BEGIN RECORDS FOR THIS EXERCISE

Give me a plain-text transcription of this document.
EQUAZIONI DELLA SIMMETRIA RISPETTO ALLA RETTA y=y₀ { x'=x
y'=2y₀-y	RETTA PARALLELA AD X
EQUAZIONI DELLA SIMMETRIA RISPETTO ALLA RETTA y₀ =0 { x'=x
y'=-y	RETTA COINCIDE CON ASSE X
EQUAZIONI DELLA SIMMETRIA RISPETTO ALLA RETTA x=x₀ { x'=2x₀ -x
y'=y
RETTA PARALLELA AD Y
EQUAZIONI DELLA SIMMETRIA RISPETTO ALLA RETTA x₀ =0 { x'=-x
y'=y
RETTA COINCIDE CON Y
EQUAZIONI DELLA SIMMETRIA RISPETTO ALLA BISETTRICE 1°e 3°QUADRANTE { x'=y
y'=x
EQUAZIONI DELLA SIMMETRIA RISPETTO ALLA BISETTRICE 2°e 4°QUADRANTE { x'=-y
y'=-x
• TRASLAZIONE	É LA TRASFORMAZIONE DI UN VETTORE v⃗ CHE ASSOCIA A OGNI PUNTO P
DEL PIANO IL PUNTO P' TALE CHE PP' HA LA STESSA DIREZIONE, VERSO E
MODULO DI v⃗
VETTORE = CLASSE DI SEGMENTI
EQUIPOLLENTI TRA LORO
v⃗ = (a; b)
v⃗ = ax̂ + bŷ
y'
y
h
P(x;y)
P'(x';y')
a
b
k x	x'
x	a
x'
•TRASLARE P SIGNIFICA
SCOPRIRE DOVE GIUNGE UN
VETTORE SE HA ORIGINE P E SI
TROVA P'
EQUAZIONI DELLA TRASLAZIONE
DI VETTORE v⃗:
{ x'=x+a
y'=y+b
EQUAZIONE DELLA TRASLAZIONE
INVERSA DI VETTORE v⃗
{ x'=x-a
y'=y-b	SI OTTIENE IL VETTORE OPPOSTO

END RECORDS FOR THIS EXERCISE
BEGIN RECORDS FOR THIS EXERCISE

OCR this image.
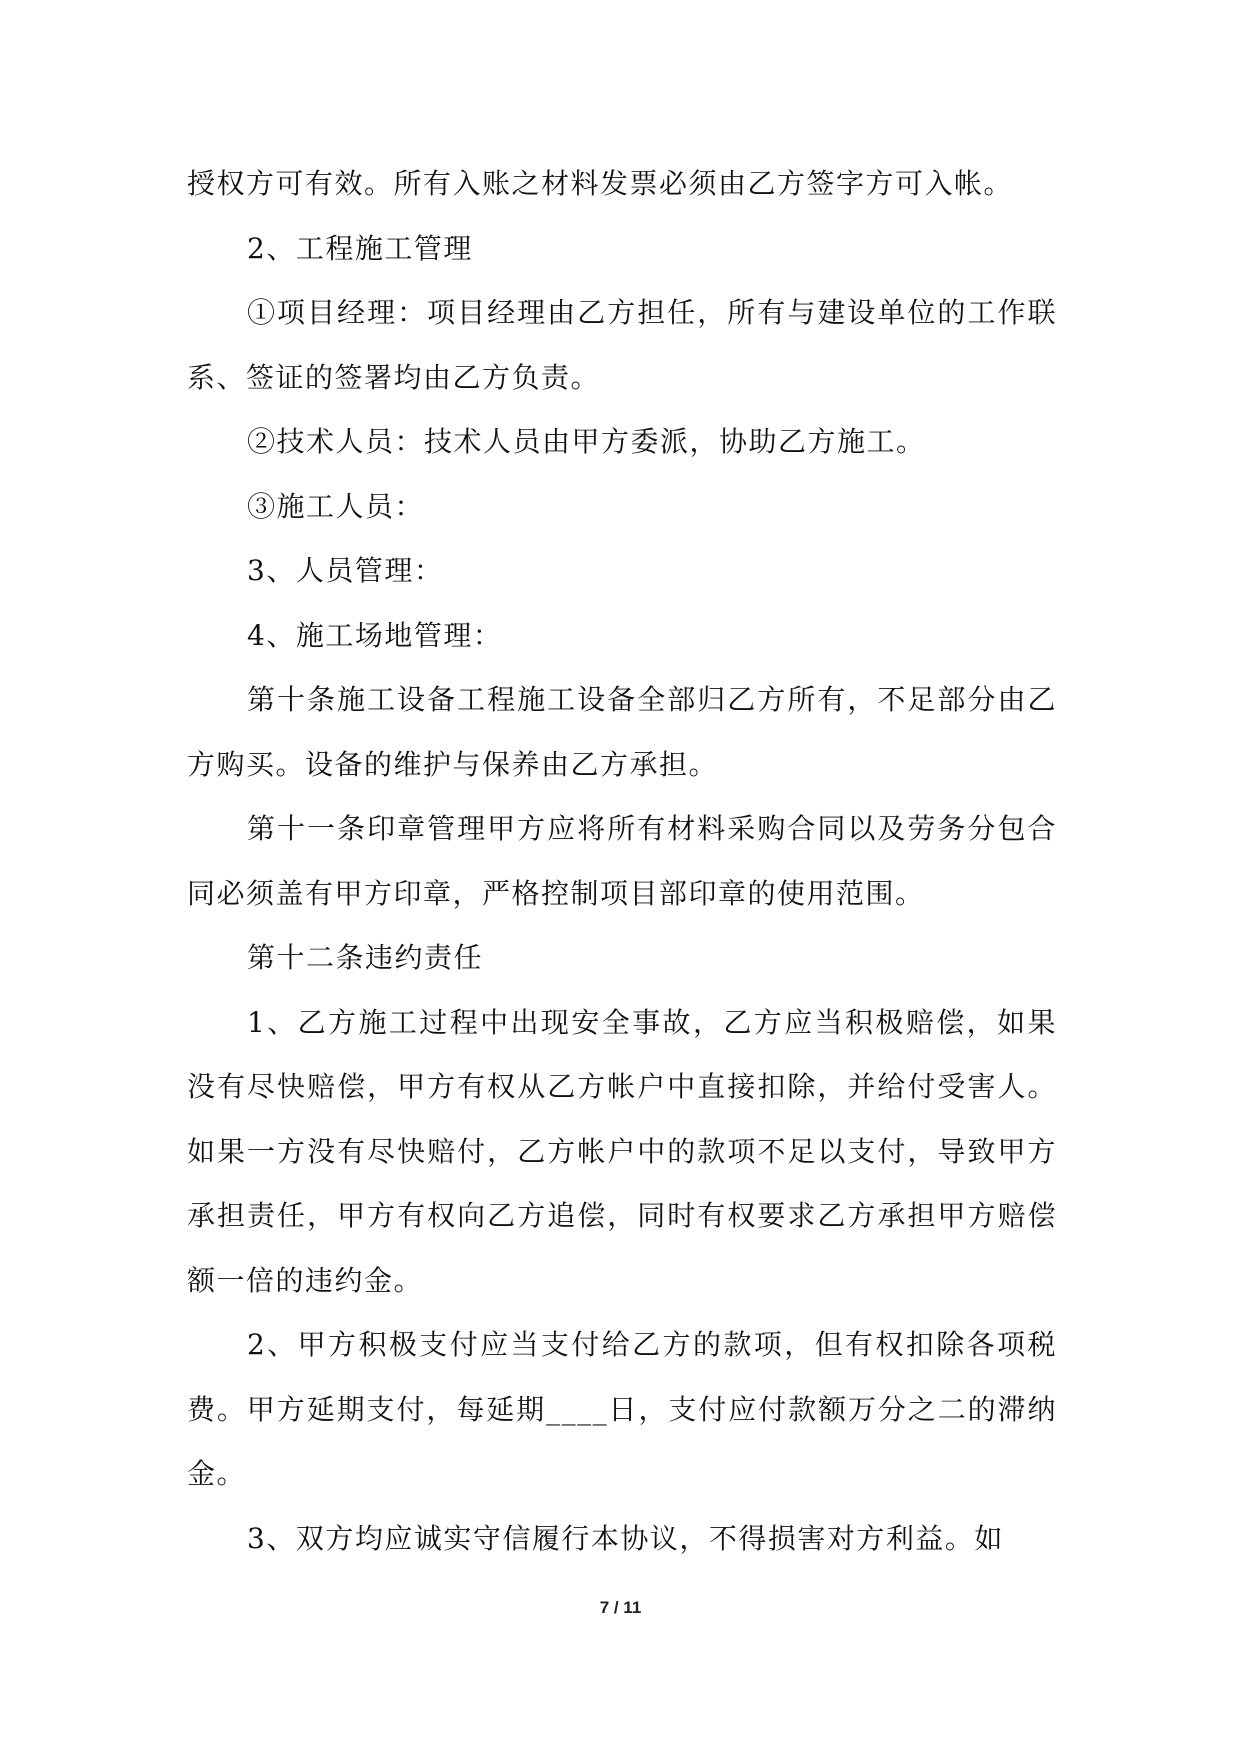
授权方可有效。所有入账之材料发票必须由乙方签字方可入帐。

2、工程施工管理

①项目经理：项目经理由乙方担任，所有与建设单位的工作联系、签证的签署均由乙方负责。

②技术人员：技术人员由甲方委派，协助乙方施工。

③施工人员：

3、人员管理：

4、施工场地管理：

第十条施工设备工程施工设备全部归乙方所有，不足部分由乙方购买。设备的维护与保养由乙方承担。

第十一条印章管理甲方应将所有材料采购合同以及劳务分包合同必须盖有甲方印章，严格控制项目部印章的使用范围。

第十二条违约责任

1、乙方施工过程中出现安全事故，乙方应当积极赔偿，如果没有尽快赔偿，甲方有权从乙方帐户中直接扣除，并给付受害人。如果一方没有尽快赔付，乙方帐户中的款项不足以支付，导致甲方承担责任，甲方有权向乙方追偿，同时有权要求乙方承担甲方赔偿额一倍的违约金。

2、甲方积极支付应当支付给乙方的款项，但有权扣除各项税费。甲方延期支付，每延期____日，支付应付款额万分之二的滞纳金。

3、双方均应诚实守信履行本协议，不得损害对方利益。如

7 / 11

END RECORDS FOR THIS EXERCISE

▸ **EXERCISE**
Work out how many lines of the data hold the string "EQUAZIONI". Reply with that number alone.

▸ **EXERCISE RESULT**
7